* **Exercise requirements**
Locate and copy each line in the data that contains the word "Minibar".

* **Given records**
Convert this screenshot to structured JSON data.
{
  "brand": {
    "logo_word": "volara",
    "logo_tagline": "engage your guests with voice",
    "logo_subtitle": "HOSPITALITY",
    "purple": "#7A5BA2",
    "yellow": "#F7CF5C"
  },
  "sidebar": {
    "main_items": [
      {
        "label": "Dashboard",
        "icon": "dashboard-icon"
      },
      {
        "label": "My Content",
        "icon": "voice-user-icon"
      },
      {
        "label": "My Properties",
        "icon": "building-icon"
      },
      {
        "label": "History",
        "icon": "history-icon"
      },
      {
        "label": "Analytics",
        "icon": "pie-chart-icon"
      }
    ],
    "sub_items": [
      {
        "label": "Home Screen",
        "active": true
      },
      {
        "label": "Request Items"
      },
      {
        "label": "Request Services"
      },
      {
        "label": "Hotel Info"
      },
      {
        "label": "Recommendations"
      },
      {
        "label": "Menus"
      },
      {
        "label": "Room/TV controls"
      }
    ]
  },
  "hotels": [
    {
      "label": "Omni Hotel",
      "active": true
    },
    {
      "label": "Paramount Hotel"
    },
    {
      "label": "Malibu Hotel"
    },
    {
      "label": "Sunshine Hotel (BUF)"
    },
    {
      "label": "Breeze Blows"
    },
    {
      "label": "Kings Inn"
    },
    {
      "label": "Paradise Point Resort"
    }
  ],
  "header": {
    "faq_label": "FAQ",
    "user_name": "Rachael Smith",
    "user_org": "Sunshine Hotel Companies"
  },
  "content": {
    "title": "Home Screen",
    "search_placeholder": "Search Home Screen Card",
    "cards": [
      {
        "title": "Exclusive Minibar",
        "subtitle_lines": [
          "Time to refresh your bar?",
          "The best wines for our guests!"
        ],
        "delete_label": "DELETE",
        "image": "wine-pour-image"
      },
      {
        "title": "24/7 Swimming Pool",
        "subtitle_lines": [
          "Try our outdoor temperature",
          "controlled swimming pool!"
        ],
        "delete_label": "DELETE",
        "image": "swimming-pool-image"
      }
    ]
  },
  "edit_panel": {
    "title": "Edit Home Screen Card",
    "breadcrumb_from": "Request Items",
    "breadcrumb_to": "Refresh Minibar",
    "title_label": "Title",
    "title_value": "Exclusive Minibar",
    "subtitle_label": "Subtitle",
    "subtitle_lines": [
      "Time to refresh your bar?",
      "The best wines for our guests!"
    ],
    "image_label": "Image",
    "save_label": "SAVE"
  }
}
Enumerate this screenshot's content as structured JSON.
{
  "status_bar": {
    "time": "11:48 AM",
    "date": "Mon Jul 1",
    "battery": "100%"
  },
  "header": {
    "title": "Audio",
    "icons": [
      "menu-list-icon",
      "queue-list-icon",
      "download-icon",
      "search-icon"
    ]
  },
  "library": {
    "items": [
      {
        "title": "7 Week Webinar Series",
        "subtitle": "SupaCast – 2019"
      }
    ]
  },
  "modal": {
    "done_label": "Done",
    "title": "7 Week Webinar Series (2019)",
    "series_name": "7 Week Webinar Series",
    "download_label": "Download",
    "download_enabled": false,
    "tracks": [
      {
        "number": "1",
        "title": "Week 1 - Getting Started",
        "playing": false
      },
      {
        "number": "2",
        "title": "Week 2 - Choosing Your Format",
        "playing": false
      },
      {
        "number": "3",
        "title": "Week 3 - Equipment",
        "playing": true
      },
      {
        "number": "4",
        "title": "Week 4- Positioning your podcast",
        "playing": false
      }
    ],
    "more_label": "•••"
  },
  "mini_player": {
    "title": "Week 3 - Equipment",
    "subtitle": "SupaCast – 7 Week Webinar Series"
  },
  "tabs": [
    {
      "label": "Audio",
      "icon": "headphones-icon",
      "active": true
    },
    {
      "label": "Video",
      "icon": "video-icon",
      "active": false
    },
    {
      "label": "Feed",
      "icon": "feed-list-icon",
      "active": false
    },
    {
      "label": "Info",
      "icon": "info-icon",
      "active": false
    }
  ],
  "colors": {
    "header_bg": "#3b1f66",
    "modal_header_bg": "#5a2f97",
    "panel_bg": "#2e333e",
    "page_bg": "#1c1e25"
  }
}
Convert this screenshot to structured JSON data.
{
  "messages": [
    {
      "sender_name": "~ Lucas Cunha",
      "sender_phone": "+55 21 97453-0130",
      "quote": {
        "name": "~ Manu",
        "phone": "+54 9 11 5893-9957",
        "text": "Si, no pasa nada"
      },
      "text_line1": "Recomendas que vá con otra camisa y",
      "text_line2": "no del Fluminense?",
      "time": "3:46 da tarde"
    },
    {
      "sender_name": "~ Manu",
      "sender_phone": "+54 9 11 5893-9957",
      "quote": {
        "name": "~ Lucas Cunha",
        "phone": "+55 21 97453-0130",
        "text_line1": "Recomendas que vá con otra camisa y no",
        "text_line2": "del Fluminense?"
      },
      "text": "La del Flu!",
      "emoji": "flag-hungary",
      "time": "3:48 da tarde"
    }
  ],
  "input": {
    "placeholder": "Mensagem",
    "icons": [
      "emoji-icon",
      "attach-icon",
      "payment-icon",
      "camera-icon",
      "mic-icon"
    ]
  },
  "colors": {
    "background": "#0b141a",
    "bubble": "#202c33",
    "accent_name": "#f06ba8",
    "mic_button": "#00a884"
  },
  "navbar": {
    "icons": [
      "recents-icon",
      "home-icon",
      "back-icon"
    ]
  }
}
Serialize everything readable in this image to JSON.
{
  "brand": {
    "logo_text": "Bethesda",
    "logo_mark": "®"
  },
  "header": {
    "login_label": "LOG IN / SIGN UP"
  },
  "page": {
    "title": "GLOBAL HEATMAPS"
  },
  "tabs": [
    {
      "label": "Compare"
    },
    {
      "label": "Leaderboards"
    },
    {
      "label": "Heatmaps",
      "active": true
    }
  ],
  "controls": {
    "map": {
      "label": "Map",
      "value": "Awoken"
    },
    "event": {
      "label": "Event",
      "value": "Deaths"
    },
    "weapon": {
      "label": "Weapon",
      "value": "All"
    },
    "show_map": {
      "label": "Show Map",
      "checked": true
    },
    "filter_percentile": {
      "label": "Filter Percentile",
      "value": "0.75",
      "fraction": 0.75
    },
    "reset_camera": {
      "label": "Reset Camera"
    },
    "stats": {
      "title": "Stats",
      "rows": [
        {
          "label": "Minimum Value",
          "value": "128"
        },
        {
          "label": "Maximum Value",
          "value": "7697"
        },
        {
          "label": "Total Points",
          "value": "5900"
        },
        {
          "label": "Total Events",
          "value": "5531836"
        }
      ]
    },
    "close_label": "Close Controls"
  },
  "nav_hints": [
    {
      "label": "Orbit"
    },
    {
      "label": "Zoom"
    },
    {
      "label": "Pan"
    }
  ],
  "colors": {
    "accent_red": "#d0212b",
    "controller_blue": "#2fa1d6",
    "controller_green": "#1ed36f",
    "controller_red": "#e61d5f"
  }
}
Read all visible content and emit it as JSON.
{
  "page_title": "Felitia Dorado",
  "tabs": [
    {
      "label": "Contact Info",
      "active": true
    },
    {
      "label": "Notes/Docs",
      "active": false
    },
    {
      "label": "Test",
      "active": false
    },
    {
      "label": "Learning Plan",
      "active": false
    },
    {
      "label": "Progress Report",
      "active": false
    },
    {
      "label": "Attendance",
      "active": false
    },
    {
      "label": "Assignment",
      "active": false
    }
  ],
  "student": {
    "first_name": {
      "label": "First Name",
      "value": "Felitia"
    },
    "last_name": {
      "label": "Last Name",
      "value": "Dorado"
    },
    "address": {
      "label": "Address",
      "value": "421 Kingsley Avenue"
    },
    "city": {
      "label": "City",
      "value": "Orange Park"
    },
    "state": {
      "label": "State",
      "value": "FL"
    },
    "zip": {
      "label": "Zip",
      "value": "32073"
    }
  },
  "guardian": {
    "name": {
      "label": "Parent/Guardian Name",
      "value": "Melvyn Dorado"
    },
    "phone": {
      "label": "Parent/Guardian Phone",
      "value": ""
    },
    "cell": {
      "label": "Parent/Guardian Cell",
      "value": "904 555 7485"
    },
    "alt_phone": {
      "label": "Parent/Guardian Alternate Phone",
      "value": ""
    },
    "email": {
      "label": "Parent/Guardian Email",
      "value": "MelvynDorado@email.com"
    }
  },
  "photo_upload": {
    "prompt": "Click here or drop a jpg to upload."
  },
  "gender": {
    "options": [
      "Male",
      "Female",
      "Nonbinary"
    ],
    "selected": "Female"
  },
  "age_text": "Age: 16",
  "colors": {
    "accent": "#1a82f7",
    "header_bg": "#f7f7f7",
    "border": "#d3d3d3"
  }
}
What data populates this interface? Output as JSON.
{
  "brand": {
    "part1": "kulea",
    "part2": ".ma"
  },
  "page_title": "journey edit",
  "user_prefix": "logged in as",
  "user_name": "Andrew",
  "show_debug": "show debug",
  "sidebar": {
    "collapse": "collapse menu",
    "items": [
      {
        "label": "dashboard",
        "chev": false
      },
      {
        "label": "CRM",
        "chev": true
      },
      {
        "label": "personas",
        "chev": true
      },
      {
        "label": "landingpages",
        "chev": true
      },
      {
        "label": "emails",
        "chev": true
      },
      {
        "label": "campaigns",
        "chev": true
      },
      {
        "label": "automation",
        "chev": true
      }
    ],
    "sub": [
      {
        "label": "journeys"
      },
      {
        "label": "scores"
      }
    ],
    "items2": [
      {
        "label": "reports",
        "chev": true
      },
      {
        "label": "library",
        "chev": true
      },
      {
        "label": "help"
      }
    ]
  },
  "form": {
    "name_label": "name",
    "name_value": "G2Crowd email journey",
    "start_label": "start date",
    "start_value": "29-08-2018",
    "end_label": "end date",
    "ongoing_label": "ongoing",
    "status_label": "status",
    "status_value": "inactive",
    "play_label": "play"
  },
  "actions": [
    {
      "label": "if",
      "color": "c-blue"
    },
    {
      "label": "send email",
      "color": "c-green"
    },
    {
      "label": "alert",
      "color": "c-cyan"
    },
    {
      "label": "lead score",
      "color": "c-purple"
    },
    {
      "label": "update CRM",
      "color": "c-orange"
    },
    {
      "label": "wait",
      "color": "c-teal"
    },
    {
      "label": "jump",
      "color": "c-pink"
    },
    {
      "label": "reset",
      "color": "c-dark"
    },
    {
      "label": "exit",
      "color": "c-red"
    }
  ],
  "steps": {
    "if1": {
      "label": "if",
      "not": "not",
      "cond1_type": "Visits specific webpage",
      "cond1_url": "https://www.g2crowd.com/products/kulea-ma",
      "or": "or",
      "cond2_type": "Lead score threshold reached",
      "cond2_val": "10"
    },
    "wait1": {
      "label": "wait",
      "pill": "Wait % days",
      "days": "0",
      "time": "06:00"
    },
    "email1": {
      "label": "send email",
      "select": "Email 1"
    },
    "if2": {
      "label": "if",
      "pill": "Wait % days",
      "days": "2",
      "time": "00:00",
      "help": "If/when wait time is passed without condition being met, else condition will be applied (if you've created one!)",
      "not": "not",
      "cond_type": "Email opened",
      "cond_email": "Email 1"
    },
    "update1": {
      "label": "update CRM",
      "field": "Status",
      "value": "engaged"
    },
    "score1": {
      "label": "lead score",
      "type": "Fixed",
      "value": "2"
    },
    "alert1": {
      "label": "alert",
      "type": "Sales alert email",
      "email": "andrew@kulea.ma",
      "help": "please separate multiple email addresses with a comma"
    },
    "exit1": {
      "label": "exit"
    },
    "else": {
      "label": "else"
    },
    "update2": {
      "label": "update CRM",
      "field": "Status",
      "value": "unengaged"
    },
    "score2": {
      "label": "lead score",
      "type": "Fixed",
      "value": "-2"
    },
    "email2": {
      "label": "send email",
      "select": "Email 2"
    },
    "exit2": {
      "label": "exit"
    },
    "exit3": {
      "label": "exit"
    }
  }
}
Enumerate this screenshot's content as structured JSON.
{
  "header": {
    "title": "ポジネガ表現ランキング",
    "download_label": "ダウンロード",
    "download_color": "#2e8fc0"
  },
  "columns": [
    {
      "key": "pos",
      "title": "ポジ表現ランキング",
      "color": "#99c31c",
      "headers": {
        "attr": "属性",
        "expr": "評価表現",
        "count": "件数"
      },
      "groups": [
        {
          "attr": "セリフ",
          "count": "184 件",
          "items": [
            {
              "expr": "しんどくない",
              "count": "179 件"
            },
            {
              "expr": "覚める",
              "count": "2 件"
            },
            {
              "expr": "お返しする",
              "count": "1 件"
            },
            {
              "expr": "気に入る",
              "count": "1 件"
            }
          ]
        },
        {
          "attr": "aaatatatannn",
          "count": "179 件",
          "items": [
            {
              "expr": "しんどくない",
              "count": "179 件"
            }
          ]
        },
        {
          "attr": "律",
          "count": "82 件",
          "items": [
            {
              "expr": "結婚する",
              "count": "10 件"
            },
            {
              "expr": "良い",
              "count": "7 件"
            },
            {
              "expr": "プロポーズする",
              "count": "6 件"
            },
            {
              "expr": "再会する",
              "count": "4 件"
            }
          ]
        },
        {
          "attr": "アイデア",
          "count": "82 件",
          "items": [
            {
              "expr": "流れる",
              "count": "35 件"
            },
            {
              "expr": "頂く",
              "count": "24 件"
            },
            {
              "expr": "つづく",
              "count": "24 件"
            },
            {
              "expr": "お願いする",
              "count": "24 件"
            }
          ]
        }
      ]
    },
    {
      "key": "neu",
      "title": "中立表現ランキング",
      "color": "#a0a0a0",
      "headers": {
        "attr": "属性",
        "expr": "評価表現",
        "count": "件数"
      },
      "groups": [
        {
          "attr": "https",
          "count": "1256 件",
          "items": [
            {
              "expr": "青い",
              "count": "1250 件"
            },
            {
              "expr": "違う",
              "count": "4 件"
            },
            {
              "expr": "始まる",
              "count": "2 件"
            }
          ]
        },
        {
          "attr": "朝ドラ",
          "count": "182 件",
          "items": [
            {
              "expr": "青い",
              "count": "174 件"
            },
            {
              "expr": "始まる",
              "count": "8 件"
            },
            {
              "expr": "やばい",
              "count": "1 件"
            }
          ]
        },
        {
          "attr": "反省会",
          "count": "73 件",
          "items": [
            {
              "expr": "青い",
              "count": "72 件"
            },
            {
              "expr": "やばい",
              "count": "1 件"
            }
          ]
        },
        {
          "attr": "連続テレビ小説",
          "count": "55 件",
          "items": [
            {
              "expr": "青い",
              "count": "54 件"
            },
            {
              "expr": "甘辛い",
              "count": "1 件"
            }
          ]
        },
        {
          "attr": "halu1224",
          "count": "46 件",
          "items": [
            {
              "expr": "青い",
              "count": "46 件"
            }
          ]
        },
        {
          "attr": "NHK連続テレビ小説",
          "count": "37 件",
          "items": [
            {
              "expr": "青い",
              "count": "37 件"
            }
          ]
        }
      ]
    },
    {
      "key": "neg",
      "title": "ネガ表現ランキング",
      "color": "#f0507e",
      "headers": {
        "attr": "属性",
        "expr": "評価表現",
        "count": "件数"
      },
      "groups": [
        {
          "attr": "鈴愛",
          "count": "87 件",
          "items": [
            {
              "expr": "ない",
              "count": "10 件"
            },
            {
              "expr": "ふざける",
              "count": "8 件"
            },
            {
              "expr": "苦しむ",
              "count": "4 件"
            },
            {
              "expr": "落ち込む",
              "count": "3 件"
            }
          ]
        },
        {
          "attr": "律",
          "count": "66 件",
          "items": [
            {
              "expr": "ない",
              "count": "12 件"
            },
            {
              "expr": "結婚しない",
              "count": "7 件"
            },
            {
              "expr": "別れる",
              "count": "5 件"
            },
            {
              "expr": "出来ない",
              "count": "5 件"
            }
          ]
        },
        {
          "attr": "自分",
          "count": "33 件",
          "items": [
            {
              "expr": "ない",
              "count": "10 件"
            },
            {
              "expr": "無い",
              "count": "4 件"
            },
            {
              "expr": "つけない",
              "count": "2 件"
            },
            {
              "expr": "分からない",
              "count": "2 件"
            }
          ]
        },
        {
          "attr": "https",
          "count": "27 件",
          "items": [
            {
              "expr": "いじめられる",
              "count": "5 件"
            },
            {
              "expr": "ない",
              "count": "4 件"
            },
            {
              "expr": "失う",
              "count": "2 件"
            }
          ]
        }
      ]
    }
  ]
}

* **Output**
        "title": "Exclusive Minibar",
    "breadcrumb_to": "Refresh Minibar",
    "title_value": "Exclusive Minibar",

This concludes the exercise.